■ Source material

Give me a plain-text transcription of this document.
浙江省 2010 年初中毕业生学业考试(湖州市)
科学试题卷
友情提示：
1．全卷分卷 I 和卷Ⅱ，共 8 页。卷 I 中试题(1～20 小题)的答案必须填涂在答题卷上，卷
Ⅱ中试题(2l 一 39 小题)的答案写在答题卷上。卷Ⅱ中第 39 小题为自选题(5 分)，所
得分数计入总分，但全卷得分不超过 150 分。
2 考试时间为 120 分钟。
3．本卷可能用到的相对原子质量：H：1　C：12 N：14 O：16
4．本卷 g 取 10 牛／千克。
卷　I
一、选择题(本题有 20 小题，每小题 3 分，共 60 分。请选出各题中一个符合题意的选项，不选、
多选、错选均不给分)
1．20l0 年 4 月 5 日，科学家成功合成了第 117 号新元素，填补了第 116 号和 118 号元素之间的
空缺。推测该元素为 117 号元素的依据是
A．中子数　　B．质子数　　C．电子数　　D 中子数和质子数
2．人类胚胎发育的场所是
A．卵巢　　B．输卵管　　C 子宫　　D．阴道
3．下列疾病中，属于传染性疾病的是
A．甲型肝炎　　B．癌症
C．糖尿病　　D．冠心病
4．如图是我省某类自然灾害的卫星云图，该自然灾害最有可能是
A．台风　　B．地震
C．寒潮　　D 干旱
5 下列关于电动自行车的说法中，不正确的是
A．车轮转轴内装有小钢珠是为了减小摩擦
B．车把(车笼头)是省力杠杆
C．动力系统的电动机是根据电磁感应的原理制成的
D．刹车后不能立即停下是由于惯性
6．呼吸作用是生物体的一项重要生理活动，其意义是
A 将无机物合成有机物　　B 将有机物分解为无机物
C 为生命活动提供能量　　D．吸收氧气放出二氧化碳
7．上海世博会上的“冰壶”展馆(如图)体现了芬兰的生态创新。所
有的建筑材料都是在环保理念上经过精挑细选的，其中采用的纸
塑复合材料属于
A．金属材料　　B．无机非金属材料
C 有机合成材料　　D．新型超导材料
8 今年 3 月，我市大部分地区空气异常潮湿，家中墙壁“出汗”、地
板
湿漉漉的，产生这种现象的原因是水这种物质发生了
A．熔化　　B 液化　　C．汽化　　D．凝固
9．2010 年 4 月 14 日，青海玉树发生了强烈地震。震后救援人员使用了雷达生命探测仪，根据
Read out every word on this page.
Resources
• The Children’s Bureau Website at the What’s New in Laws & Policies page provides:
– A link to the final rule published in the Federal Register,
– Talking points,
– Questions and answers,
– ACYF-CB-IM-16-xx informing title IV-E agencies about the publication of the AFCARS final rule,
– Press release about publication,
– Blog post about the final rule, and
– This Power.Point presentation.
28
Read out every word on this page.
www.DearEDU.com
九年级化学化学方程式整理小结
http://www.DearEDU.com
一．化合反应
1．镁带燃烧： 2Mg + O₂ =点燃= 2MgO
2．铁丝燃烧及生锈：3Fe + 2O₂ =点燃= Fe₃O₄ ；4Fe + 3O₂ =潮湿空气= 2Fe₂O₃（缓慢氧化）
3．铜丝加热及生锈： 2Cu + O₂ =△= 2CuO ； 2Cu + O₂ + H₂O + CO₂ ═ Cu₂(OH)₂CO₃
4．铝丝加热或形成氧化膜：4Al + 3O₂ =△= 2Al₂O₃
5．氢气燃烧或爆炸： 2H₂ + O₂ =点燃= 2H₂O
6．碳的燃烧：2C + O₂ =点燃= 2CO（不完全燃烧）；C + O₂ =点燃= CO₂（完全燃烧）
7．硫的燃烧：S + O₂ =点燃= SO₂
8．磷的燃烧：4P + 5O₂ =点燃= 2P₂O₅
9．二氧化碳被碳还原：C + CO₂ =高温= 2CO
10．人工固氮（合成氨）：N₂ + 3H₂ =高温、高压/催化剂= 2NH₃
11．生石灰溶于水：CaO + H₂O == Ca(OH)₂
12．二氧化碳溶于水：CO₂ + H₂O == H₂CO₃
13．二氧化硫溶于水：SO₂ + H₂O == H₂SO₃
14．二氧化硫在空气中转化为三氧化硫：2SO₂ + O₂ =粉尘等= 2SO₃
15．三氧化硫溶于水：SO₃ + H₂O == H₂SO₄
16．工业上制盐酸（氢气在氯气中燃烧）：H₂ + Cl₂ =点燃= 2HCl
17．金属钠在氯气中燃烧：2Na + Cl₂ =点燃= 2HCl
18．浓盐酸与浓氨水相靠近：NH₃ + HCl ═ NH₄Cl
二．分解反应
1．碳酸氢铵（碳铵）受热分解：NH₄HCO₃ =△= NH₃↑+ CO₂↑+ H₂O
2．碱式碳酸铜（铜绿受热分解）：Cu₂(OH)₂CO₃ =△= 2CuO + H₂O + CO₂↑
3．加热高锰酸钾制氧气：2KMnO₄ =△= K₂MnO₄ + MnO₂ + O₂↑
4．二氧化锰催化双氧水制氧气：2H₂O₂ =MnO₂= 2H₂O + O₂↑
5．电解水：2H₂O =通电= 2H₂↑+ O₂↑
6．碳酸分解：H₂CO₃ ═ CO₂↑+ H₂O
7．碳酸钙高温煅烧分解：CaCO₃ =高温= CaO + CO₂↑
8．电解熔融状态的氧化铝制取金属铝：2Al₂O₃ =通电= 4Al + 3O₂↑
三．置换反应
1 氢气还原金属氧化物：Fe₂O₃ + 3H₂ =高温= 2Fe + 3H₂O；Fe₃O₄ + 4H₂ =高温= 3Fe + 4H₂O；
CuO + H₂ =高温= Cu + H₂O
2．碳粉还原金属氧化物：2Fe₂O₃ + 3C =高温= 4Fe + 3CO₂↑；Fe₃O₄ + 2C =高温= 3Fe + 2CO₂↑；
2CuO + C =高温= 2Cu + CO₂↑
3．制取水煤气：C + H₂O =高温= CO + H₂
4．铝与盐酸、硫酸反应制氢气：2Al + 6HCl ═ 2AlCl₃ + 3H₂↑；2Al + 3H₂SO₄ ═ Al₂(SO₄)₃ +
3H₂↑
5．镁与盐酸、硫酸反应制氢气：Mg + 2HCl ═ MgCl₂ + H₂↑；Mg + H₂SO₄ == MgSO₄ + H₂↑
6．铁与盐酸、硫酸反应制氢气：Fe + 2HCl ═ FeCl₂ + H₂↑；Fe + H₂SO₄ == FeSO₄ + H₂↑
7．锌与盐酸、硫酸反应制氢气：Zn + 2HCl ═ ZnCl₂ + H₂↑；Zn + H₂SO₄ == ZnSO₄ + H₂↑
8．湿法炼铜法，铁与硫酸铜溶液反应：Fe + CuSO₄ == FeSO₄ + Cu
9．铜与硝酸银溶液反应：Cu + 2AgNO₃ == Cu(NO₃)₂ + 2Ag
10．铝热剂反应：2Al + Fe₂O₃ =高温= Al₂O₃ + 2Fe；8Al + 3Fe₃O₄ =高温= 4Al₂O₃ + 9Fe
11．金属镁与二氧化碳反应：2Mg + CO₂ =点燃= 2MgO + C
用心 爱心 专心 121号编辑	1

■ Problem to work on
Copy every line of the material in which the word "MnO₂" occurs.

■ Reply
3．加热高锰酸钾制氧气：2KMnO₄ =△= K₂MnO₄ + MnO₂ + O₂↑
4．二氧化锰催化双氧水制氧气：2H₂O₂ =MnO₂= 2H₂O + O₂↑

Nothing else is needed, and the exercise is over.